GIVEN TASK: Comb through the entries for "καλύτερα" and pull out each line that holds it.

○ ○ ○ ○ ○ ○ ○

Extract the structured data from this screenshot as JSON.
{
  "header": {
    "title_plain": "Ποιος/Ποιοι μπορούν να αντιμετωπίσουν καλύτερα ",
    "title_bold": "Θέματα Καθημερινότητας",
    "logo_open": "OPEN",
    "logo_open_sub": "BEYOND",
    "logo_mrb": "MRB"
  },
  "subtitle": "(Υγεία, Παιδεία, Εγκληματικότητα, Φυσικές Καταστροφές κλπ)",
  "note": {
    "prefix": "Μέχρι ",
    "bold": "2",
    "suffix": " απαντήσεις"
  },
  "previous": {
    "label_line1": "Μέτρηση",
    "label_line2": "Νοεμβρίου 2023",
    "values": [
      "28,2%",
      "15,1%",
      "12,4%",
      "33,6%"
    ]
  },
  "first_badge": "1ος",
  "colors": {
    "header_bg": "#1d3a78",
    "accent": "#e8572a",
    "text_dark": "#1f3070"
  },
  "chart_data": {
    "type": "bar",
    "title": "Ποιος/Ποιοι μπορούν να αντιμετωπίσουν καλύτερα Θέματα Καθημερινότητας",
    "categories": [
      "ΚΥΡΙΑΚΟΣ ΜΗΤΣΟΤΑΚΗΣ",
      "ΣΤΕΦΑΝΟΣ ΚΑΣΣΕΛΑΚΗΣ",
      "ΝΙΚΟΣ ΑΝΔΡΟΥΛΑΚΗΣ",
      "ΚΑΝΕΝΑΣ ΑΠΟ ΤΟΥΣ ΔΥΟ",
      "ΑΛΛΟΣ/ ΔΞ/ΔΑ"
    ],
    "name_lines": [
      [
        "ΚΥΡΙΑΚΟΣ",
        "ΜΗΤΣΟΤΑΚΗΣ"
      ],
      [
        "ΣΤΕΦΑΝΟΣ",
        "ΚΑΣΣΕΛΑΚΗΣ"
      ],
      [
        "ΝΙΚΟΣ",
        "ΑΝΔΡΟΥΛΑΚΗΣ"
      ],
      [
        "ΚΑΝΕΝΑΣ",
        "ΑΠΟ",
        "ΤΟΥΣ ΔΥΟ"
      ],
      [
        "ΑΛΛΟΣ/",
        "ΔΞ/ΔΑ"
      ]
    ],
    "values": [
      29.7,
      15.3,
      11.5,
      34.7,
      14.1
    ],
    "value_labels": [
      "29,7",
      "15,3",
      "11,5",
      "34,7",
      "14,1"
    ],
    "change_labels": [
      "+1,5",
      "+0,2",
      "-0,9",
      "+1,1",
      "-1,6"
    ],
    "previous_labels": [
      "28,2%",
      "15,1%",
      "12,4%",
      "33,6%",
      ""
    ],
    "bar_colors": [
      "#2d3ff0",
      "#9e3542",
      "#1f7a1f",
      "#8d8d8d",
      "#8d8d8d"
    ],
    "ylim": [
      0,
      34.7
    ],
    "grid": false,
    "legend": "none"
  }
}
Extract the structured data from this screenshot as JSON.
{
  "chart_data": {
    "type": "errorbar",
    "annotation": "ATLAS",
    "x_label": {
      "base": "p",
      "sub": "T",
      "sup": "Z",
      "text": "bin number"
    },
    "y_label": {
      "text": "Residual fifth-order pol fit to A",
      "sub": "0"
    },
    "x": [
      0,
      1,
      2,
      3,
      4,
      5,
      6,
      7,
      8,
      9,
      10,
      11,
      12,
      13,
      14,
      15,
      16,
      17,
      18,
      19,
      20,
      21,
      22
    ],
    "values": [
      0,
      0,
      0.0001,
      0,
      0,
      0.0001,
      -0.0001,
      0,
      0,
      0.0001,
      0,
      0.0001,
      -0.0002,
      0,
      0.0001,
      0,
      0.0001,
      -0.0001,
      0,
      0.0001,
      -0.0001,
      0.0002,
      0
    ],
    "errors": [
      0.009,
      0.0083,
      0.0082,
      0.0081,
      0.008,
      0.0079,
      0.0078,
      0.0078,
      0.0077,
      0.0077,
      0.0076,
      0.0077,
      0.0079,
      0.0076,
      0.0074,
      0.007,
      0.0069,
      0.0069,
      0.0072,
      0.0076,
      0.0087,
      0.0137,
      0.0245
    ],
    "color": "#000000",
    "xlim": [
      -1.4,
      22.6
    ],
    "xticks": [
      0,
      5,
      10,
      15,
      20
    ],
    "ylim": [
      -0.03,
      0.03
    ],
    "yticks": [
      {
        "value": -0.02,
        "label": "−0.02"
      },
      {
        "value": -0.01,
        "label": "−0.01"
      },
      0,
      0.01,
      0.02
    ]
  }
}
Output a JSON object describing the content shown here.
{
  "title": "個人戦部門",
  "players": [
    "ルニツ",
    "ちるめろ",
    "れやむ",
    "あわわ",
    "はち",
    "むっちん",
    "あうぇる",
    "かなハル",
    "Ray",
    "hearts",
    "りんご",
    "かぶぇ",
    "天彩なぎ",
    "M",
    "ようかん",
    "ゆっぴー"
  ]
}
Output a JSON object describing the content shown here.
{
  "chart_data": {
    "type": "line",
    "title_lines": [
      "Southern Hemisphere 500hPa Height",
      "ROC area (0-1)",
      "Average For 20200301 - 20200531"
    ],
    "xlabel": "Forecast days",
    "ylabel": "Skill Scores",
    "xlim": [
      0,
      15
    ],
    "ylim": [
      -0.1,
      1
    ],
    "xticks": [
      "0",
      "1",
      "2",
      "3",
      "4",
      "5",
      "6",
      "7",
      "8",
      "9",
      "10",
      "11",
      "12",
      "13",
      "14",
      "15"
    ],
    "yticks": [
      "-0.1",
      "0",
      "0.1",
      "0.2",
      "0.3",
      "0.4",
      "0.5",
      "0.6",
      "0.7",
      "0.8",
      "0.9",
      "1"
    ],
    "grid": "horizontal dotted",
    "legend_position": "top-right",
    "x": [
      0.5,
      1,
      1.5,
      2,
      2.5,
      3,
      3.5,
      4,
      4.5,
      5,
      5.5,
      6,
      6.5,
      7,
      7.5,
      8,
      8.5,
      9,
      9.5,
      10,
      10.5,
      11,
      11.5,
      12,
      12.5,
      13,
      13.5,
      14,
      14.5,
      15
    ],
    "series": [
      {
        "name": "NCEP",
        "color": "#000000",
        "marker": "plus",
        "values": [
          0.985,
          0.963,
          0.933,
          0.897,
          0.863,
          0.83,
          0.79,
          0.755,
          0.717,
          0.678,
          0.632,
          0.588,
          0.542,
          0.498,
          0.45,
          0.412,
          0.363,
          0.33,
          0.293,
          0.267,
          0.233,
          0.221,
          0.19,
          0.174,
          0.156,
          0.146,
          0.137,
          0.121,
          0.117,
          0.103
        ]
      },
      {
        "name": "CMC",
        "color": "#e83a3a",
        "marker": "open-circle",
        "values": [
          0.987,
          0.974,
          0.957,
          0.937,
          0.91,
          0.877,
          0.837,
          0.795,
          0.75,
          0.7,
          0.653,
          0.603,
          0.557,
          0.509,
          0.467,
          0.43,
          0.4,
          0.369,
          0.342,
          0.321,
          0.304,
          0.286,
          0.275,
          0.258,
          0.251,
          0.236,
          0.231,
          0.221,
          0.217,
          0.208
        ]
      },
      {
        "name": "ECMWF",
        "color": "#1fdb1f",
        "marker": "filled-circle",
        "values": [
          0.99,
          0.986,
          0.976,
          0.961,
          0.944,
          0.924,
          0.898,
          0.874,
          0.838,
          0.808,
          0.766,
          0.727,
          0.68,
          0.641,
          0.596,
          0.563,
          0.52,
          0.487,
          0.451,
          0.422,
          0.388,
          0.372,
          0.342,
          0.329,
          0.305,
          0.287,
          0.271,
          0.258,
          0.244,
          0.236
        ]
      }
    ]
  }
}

○ ○ ○ ○ ○ ○ ○

RESULT FOR THIS TASK:
    "title_plain": "Ποιος/Ποιοι μπορούν να αντιμετωπίσουν καλύτερα ",
    "title": "Ποιος/Ποιοι μπορούν να αντιμετωπίσουν καλύτερα Θέματα Καθημερινότητας",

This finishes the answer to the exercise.